» Supplied data:

◆ ◆ ◆ ◆ ◆

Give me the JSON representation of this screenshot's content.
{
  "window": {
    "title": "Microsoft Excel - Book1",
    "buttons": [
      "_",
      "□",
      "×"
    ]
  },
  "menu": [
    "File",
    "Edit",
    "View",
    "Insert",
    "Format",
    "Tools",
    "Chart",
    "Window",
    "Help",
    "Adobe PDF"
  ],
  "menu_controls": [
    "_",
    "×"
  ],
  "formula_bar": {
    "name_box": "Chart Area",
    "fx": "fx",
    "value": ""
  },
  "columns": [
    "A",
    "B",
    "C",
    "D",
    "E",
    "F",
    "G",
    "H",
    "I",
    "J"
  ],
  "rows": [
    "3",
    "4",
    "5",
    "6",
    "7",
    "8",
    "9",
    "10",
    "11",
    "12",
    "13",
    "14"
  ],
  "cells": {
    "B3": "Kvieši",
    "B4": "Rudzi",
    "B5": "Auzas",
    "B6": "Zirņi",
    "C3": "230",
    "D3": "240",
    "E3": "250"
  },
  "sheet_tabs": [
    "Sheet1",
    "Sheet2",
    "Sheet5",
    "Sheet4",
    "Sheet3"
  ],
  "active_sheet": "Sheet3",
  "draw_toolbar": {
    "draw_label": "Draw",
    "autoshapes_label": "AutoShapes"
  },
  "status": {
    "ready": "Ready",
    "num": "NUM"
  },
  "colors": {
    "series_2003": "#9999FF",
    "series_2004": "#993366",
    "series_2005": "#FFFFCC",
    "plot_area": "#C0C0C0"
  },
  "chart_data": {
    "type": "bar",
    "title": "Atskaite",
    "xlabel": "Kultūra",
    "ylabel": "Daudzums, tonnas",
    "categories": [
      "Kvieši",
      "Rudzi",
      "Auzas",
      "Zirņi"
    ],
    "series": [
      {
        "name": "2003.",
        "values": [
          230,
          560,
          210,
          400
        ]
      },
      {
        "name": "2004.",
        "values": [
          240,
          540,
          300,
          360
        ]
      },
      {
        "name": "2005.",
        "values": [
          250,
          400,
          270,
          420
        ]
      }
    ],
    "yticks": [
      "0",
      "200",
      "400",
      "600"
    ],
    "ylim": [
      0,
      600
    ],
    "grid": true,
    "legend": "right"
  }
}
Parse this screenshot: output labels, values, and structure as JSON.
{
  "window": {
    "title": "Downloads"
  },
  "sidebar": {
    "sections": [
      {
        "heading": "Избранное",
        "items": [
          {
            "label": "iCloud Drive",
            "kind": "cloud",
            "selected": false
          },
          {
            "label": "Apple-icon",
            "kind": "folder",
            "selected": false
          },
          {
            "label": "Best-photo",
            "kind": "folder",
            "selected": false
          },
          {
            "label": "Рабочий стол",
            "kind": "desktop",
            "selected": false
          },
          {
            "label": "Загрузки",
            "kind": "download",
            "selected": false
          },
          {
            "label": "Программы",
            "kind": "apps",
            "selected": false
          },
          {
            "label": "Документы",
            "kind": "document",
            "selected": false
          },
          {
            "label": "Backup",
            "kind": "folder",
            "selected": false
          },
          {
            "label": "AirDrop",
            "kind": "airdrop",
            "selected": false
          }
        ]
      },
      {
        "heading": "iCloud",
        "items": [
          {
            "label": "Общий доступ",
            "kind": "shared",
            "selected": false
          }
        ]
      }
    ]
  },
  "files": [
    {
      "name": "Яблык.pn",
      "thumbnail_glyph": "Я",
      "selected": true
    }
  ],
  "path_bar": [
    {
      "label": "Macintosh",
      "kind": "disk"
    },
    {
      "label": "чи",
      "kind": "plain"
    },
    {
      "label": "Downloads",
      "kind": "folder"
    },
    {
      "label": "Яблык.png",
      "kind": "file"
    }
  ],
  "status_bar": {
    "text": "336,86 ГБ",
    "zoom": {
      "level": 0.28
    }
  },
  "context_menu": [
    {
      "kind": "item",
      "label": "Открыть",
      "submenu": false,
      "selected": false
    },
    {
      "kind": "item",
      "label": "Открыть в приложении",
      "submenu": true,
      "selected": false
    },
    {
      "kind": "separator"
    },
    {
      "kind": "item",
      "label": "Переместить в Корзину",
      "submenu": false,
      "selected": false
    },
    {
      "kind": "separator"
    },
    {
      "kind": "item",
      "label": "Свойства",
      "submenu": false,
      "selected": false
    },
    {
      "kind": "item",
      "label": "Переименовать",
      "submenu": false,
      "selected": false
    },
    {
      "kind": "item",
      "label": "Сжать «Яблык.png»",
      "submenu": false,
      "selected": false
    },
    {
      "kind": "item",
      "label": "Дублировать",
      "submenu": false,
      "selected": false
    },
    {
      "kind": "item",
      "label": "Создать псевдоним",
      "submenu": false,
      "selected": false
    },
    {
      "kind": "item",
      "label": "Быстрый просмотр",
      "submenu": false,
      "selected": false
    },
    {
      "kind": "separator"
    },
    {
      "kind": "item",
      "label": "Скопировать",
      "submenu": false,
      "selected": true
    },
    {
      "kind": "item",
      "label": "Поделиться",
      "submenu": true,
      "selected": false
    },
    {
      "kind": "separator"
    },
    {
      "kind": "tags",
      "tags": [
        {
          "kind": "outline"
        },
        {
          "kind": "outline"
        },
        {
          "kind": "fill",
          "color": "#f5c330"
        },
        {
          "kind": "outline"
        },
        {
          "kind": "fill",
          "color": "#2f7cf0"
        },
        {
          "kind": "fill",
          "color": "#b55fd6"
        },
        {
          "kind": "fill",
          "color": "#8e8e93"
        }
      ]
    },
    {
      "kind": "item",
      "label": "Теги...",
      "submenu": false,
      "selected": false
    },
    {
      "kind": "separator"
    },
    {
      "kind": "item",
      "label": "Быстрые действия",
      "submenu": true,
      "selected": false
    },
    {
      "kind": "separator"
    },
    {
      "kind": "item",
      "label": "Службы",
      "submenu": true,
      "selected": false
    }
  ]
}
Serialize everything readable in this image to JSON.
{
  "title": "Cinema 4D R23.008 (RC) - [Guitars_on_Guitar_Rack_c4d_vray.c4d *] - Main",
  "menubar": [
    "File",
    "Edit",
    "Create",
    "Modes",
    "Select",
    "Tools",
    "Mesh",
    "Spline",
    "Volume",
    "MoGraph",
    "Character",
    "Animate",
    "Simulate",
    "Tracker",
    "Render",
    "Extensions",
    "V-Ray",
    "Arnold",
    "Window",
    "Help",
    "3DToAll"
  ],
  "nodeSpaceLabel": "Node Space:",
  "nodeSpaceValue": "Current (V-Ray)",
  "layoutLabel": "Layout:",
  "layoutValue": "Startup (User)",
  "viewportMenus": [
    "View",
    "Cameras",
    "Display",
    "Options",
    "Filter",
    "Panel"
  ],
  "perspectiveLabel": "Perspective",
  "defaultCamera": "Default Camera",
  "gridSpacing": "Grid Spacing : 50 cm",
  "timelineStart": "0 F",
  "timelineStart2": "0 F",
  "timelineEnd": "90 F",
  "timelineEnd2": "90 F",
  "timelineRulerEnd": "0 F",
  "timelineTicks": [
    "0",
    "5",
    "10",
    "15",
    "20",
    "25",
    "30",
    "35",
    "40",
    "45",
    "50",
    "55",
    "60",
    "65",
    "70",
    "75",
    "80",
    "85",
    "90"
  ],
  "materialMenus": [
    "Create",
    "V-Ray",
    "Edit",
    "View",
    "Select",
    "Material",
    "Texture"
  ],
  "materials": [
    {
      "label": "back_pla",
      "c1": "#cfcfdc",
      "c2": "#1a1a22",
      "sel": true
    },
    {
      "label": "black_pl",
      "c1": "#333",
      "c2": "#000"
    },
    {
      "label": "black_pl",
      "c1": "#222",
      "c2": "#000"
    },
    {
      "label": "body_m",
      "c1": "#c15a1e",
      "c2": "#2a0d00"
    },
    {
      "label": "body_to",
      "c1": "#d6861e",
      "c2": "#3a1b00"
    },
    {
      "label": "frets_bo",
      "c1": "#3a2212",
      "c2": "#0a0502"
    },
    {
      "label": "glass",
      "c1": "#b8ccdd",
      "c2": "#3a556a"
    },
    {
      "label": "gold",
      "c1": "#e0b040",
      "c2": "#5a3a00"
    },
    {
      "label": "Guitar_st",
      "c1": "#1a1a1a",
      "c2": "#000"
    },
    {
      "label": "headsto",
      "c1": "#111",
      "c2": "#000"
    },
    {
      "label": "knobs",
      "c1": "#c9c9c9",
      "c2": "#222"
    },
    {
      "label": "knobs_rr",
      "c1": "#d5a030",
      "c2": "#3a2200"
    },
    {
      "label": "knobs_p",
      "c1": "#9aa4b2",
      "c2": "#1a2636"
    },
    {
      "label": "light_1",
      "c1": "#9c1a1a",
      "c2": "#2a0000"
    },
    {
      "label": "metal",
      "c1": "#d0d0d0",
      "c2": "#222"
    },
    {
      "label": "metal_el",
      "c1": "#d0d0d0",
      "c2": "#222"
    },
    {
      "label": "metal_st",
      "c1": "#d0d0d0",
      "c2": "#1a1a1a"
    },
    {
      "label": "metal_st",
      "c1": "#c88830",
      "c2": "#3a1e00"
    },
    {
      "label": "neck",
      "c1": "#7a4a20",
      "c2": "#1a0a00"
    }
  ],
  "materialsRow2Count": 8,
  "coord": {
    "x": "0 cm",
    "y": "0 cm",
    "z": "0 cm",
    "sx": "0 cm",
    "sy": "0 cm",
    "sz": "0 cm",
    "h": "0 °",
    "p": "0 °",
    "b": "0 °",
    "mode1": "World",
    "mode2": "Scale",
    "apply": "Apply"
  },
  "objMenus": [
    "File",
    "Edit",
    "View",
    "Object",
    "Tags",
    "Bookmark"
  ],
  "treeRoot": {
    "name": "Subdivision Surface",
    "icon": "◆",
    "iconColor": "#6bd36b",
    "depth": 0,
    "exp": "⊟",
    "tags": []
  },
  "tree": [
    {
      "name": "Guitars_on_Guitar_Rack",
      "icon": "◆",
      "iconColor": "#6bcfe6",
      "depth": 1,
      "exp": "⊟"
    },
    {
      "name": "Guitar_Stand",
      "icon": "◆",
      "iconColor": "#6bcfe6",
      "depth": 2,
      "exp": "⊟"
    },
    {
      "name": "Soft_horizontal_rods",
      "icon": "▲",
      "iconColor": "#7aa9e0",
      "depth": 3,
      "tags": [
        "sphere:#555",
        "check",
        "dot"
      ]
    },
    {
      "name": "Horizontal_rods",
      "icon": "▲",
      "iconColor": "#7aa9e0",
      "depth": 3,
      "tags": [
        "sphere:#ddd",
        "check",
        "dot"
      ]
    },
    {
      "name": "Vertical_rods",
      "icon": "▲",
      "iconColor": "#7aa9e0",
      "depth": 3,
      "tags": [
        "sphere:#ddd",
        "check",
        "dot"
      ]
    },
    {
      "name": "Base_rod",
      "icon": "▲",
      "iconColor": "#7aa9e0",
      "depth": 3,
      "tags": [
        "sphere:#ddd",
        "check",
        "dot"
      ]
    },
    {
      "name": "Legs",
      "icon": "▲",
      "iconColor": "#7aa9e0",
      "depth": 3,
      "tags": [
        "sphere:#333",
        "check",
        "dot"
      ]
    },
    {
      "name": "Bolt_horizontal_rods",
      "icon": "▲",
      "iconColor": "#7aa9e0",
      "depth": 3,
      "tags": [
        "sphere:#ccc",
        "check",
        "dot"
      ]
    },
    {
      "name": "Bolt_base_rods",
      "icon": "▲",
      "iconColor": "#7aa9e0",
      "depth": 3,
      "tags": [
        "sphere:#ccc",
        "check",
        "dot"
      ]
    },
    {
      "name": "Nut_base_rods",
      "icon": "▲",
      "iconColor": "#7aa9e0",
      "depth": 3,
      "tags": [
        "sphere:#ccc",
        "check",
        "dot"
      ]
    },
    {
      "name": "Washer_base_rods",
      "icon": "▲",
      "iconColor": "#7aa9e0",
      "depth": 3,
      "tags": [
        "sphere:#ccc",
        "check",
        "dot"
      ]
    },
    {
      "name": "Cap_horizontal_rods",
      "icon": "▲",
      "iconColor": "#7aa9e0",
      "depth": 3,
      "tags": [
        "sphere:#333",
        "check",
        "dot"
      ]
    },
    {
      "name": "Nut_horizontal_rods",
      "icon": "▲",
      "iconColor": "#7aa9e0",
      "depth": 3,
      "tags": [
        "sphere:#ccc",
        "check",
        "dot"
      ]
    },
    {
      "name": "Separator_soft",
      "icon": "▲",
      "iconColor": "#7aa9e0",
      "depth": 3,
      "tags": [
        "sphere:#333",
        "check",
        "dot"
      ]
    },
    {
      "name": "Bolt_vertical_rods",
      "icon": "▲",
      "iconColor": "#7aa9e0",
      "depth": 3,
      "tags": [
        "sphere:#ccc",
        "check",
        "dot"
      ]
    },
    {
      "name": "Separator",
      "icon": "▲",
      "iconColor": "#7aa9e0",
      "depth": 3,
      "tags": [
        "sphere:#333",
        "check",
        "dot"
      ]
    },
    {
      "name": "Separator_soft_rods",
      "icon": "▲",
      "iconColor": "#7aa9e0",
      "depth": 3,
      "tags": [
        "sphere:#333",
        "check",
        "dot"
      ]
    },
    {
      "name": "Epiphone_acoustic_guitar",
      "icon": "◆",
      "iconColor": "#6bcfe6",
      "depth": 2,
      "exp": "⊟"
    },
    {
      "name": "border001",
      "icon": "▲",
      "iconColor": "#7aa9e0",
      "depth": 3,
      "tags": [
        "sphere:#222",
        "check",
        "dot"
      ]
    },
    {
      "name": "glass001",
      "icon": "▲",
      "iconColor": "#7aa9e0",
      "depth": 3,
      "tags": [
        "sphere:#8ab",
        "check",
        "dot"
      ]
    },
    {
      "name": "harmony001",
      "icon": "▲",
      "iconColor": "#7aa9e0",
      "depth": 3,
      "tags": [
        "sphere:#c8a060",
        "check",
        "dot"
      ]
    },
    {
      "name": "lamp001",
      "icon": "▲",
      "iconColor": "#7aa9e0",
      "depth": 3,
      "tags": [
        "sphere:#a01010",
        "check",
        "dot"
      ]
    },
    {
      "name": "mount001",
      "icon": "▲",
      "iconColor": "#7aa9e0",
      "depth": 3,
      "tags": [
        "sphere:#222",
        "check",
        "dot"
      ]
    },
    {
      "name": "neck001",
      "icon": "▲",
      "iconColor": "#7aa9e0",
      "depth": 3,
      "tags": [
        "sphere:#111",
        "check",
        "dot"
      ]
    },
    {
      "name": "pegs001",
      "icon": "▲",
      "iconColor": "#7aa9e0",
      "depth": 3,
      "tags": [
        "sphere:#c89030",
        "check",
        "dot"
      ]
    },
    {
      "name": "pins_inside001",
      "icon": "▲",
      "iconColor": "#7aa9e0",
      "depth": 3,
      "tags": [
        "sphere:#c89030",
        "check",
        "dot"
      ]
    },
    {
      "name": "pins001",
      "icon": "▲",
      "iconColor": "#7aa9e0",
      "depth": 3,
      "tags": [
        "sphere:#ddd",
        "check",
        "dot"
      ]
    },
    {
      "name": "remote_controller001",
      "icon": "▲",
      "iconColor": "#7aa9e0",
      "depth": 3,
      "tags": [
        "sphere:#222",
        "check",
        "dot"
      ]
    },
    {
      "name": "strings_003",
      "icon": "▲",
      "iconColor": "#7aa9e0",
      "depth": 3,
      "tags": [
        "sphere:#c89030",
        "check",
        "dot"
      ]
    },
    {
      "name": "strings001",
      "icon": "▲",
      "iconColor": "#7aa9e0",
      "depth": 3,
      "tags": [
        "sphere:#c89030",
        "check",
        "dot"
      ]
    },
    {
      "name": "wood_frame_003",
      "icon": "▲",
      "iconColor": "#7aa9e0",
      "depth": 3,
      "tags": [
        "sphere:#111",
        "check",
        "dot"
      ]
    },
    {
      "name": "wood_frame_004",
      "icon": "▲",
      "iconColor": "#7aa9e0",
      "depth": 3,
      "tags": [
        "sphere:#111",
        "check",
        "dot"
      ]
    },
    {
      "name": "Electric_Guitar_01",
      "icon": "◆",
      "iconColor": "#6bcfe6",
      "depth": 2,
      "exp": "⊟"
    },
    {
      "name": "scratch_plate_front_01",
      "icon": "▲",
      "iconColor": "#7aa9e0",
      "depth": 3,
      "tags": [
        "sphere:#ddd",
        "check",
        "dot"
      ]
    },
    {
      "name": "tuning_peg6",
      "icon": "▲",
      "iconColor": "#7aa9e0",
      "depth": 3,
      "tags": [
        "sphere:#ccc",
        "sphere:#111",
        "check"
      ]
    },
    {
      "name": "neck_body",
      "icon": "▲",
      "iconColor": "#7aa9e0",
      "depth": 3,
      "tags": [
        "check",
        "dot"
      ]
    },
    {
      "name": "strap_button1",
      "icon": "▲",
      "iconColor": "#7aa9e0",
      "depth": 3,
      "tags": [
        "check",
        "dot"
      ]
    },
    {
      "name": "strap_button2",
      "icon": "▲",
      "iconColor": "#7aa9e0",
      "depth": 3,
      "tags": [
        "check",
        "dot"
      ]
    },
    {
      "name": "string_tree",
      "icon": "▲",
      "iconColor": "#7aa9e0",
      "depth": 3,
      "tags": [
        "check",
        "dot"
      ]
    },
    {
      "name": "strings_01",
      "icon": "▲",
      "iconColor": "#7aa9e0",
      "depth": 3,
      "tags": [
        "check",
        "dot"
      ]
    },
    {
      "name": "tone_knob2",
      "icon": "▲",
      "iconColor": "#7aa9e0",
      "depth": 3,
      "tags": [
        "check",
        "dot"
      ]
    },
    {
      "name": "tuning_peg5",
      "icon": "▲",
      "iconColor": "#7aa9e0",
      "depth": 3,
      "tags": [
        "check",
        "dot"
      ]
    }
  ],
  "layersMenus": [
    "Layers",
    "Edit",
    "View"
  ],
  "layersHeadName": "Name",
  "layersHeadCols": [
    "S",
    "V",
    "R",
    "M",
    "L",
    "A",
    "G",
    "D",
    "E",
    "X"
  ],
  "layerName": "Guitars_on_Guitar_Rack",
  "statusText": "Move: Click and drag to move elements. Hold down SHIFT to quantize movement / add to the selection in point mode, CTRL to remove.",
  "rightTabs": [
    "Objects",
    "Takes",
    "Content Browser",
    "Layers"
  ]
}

◆ ◆ ◆ ◆ ◆

» What you will do:
Look through the records and gather every line containing "this".

» Solution:
Give me the JSON representation of this screenshot's content.
Parse this screenshot: output labels, values, and structure as JSON.
Serialize everything readable in this image to JSON.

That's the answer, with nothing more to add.